● **DIRECTIONS**
Select every line containing the word "JSON" from the material, and copy those lines.

%%

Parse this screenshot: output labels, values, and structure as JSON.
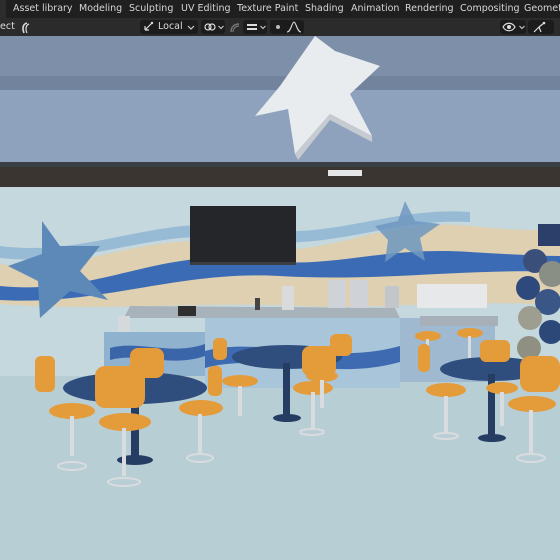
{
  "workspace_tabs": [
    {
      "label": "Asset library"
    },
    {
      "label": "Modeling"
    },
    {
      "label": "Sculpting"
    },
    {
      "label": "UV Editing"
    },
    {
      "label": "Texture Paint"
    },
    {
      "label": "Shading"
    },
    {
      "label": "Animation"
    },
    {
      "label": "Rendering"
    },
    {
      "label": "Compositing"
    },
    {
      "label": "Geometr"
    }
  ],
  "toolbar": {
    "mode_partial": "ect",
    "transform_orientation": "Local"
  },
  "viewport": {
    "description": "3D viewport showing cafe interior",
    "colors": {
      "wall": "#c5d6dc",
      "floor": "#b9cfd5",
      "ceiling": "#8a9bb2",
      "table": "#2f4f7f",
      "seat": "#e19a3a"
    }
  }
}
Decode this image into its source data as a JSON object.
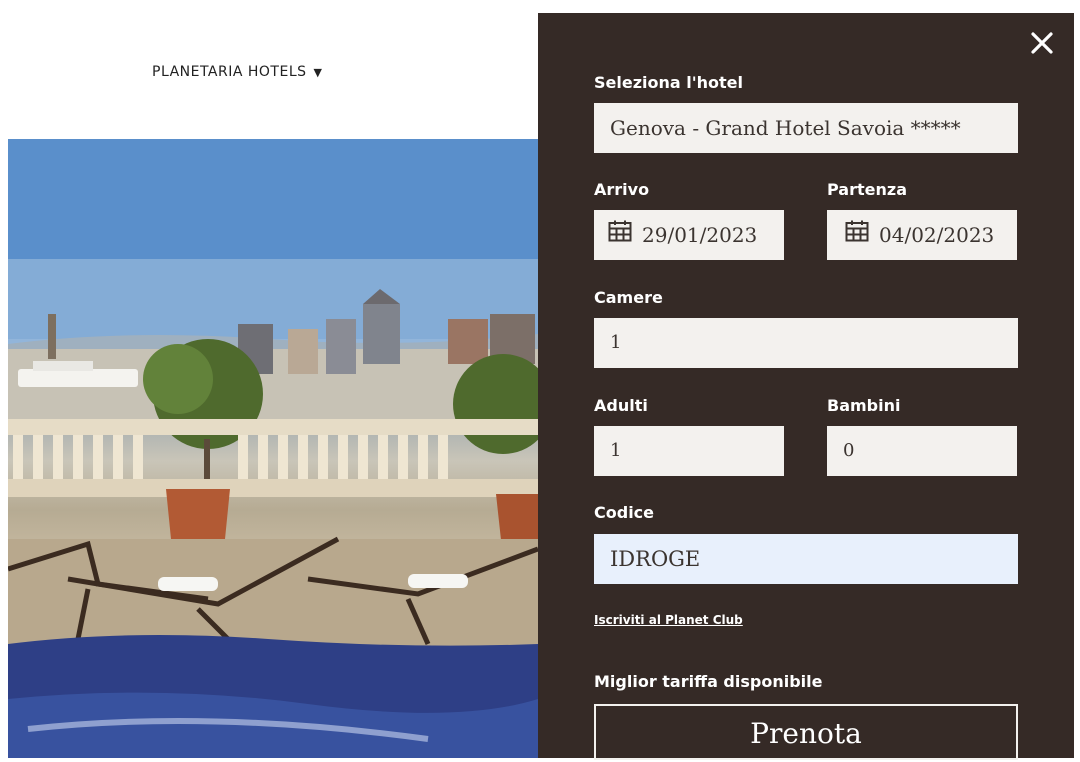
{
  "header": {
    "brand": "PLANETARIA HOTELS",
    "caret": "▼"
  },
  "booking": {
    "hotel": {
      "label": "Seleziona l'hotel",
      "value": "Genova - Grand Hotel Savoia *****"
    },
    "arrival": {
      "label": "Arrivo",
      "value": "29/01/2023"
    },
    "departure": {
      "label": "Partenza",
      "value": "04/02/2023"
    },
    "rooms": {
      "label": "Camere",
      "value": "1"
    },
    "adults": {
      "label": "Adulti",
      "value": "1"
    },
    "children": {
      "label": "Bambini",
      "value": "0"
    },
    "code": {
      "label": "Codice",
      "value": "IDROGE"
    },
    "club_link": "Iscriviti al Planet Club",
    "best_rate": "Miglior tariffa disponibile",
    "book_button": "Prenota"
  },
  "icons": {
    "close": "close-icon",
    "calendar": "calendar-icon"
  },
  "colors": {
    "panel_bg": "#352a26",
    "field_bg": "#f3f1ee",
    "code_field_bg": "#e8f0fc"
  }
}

%%

● **EXERCISE OUTPUT**
Parse this screenshot: output labels, values, and structure as JSON.
Decode this image into its source data as a JSON object.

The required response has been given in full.